== TASK PROMPT ==
Filter the records below for the word "dash". Copy each line that holds it.
** start SUPPLIED RECORDS **
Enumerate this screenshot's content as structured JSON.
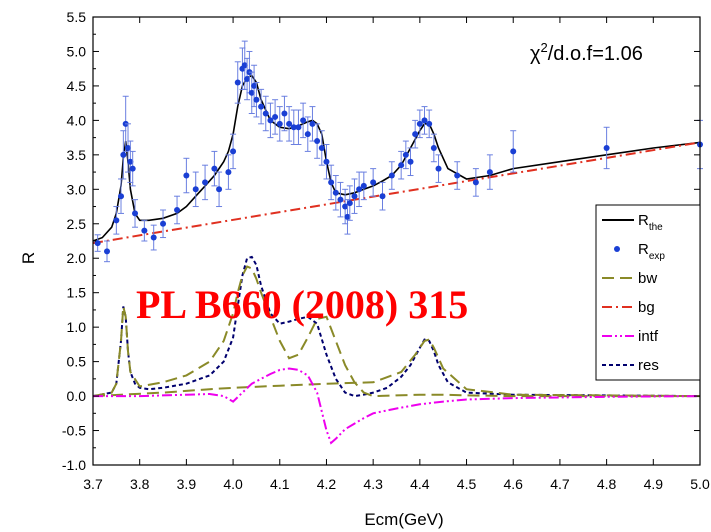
{
  "chart_data": {
    "type": "line",
    "xlabel": "Ecm(GeV)",
    "ylabel": "R",
    "xlim": [
      3.7,
      5.0
    ],
    "ylim": [
      -1.0,
      5.5
    ],
    "xticks": [
      "3.7",
      "3.8",
      "3.9",
      "4.0",
      "4.1",
      "4.2",
      "4.3",
      "4.4",
      "4.5",
      "4.6",
      "4.7",
      "4.8",
      "4.9",
      "5.0"
    ],
    "yticks": [
      "-1.0",
      "-0.5",
      "0.0",
      "0.5",
      "1.0",
      "1.5",
      "2.0",
      "2.5",
      "3.0",
      "3.5",
      "4.0",
      "4.5",
      "5.0",
      "5.5"
    ],
    "grid": false,
    "legend_position": "right",
    "annotation": {
      "sym": "χ",
      "sup": "2",
      "rest": "/d.o.f=1.06"
    },
    "stamp_text": "PL B660 (2008) 315",
    "legend": [
      {
        "key": "the",
        "base": "R",
        "sub": "the"
      },
      {
        "key": "exp",
        "base": "R",
        "sub": "exp"
      },
      {
        "key": "bw",
        "base": "bw",
        "sub": ""
      },
      {
        "key": "bg",
        "base": "bg",
        "sub": ""
      },
      {
        "key": "intf",
        "base": "intf",
        "sub": ""
      },
      {
        "key": "res",
        "base": "res",
        "sub": ""
      }
    ],
    "series": [
      {
        "key": "the",
        "color": "#000000",
        "dash": "",
        "x": [
          3.7,
          3.72,
          3.74,
          3.75,
          3.76,
          3.765,
          3.77,
          3.775,
          3.78,
          3.79,
          3.8,
          3.82,
          3.85,
          3.88,
          3.9,
          3.92,
          3.94,
          3.96,
          3.98,
          3.99,
          4.0,
          4.01,
          4.02,
          4.03,
          4.04,
          4.05,
          4.06,
          4.08,
          4.1,
          4.12,
          4.14,
          4.16,
          4.17,
          4.18,
          4.19,
          4.2,
          4.21,
          4.22,
          4.24,
          4.26,
          4.28,
          4.3,
          4.32,
          4.34,
          4.36,
          4.38,
          4.4,
          4.41,
          4.42,
          4.43,
          4.44,
          4.46,
          4.5,
          4.55,
          4.6,
          4.7,
          4.8,
          4.9,
          5.0
        ],
        "y": [
          2.25,
          2.3,
          2.45,
          2.65,
          3.05,
          3.45,
          3.7,
          3.4,
          3.0,
          2.65,
          2.55,
          2.55,
          2.58,
          2.65,
          2.75,
          2.9,
          3.05,
          3.2,
          3.4,
          3.55,
          3.8,
          4.2,
          4.5,
          4.62,
          4.65,
          4.55,
          4.3,
          4.0,
          3.9,
          3.88,
          3.92,
          3.98,
          4.0,
          3.95,
          3.8,
          3.4,
          3.1,
          2.95,
          2.92,
          2.95,
          3.0,
          3.05,
          3.12,
          3.2,
          3.35,
          3.6,
          3.85,
          3.95,
          3.95,
          3.8,
          3.6,
          3.3,
          3.15,
          3.2,
          3.3,
          3.4,
          3.5,
          3.6,
          3.68
        ]
      },
      {
        "key": "bg",
        "color": "#e03020",
        "dash": "10,4,2,4",
        "x": [
          3.7,
          5.0
        ],
        "y": [
          2.22,
          3.68
        ]
      },
      {
        "key": "res",
        "color": "#00006e",
        "dash": "4,3",
        "x": [
          3.7,
          3.74,
          3.75,
          3.76,
          3.765,
          3.77,
          3.775,
          3.78,
          3.79,
          3.8,
          3.82,
          3.85,
          3.9,
          3.95,
          3.98,
          4.0,
          4.01,
          4.02,
          4.03,
          4.04,
          4.05,
          4.06,
          4.08,
          4.1,
          4.12,
          4.14,
          4.16,
          4.18,
          4.2,
          4.22,
          4.24,
          4.26,
          4.28,
          4.3,
          4.33,
          4.36,
          4.38,
          4.4,
          4.41,
          4.42,
          4.43,
          4.44,
          4.46,
          4.5,
          4.6,
          4.8,
          5.0
        ],
        "y": [
          0.0,
          0.05,
          0.18,
          0.8,
          1.3,
          1.15,
          0.65,
          0.35,
          0.18,
          0.12,
          0.1,
          0.12,
          0.18,
          0.3,
          0.5,
          0.85,
          1.3,
          1.75,
          2.0,
          2.02,
          1.9,
          1.6,
          1.2,
          1.05,
          1.08,
          1.12,
          1.15,
          1.05,
          0.6,
          0.25,
          0.05,
          0.0,
          0.02,
          0.05,
          0.12,
          0.28,
          0.45,
          0.7,
          0.82,
          0.8,
          0.65,
          0.45,
          0.2,
          0.05,
          0.02,
          0.01,
          0.0
        ]
      },
      {
        "key": "bw",
        "color": "#8a8a28",
        "dash": "12,6",
        "x": [
          3.7,
          3.74,
          3.75,
          3.76,
          3.765,
          3.77,
          3.775,
          3.78,
          3.8,
          3.85,
          3.9,
          3.95,
          3.98,
          4.0,
          4.01,
          4.02,
          4.03,
          4.04,
          4.05,
          4.06,
          4.08,
          4.1,
          4.12,
          4.14,
          4.16,
          4.18,
          4.2,
          4.22,
          4.24,
          4.26,
          4.28,
          4.3,
          4.35,
          4.4,
          4.41,
          4.42,
          4.43,
          4.45,
          4.5,
          4.6,
          5.0
        ],
        "y": [
          0.0,
          0.05,
          0.18,
          0.8,
          1.3,
          1.15,
          0.65,
          0.35,
          0.14,
          0.2,
          0.3,
          0.5,
          0.8,
          1.2,
          1.5,
          1.75,
          1.88,
          1.85,
          1.7,
          1.5,
          1.15,
          0.8,
          0.55,
          0.6,
          0.85,
          1.12,
          1.15,
          0.8,
          0.45,
          0.2,
          0.05,
          0.0,
          0.01,
          0.02,
          0.02,
          0.02,
          0.02,
          0.02,
          0.01,
          0.0,
          0.0
        ]
      },
      {
        "key": "bw2",
        "color": "#8a8a28",
        "dash": "12,6",
        "x": [
          3.7,
          3.85,
          3.95,
          4.0,
          4.1,
          4.2,
          4.3,
          4.36,
          4.39,
          4.41,
          4.42,
          4.43,
          4.45,
          4.5,
          4.6,
          5.0
        ],
        "y": [
          0.0,
          0.05,
          0.1,
          0.12,
          0.15,
          0.18,
          0.2,
          0.35,
          0.6,
          0.8,
          0.82,
          0.7,
          0.4,
          0.1,
          0.02,
          0.0
        ]
      },
      {
        "key": "intf",
        "color": "#ee00ee",
        "dash": "10,3,2,3,2,3",
        "x": [
          3.7,
          3.8,
          3.9,
          3.95,
          3.98,
          4.0,
          4.02,
          4.04,
          4.06,
          4.08,
          4.1,
          4.12,
          4.14,
          4.16,
          4.18,
          4.2,
          4.21,
          4.22,
          4.24,
          4.26,
          4.28,
          4.3,
          4.35,
          4.4,
          4.45,
          4.5,
          4.6,
          4.8,
          5.0
        ],
        "y": [
          0.0,
          0.0,
          0.02,
          0.03,
          0.0,
          -0.08,
          0.05,
          0.18,
          0.25,
          0.32,
          0.38,
          0.4,
          0.38,
          0.3,
          0.05,
          -0.5,
          -0.68,
          -0.62,
          -0.48,
          -0.4,
          -0.32,
          -0.25,
          -0.18,
          -0.12,
          -0.08,
          -0.05,
          -0.03,
          -0.01,
          0.0
        ]
      }
    ],
    "points": {
      "key": "exp",
      "color": "#1a3fd4",
      "x": [
        3.71,
        3.73,
        3.75,
        3.76,
        3.765,
        3.77,
        3.775,
        3.78,
        3.785,
        3.79,
        3.81,
        3.83,
        3.85,
        3.88,
        3.9,
        3.92,
        3.94,
        3.96,
        3.97,
        3.99,
        4.0,
        4.01,
        4.02,
        4.025,
        4.03,
        4.035,
        4.04,
        4.045,
        4.05,
        4.06,
        4.07,
        4.08,
        4.09,
        4.1,
        4.11,
        4.12,
        4.13,
        4.14,
        4.15,
        4.16,
        4.17,
        4.18,
        4.19,
        4.2,
        4.21,
        4.22,
        4.23,
        4.24,
        4.245,
        4.25,
        4.26,
        4.27,
        4.28,
        4.3,
        4.32,
        4.34,
        4.36,
        4.37,
        4.38,
        4.39,
        4.4,
        4.41,
        4.42,
        4.43,
        4.44,
        4.48,
        4.52,
        4.55,
        4.6,
        4.8,
        5.0
      ],
      "y": [
        2.22,
        2.1,
        2.55,
        2.9,
        3.5,
        3.95,
        3.6,
        3.4,
        3.3,
        2.65,
        2.4,
        2.3,
        2.5,
        2.7,
        3.2,
        3.0,
        3.1,
        3.3,
        3.0,
        3.25,
        3.55,
        4.55,
        4.75,
        4.8,
        4.6,
        4.7,
        4.4,
        4.5,
        4.3,
        4.2,
        4.1,
        4.0,
        4.05,
        3.95,
        4.1,
        3.95,
        3.9,
        3.9,
        4.0,
        3.8,
        3.95,
        3.7,
        3.6,
        3.4,
        3.1,
        2.95,
        2.85,
        2.75,
        2.6,
        2.8,
        2.9,
        3.0,
        3.05,
        3.1,
        2.9,
        3.2,
        3.35,
        3.5,
        3.4,
        3.8,
        3.95,
        4.0,
        3.95,
        3.6,
        3.3,
        3.2,
        3.1,
        3.25,
        3.55,
        3.6,
        3.65
      ],
      "err": [
        0.12,
        0.15,
        0.2,
        0.25,
        0.35,
        0.4,
        0.35,
        0.3,
        0.25,
        0.2,
        0.15,
        0.18,
        0.2,
        0.2,
        0.25,
        0.25,
        0.25,
        0.25,
        0.25,
        0.25,
        0.25,
        0.3,
        0.3,
        0.35,
        0.3,
        0.3,
        0.3,
        0.3,
        0.25,
        0.25,
        0.25,
        0.25,
        0.25,
        0.25,
        0.25,
        0.25,
        0.25,
        0.25,
        0.25,
        0.25,
        0.25,
        0.25,
        0.25,
        0.25,
        0.25,
        0.25,
        0.25,
        0.25,
        0.25,
        0.25,
        0.25,
        0.25,
        0.2,
        0.2,
        0.2,
        0.2,
        0.2,
        0.2,
        0.2,
        0.2,
        0.2,
        0.2,
        0.2,
        0.2,
        0.2,
        0.2,
        0.2,
        0.25,
        0.3,
        0.3,
        0.35
      ]
    }
  }
}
** end SUPPLIED RECORDS **
== THE SOLUTION ==
        "dash": "",
        "dash": "10,4,2,4",
        "dash": "4,3",
        "dash": "12,6",
        "dash": "12,6",
        "dash": "10,3,2,3,2,3",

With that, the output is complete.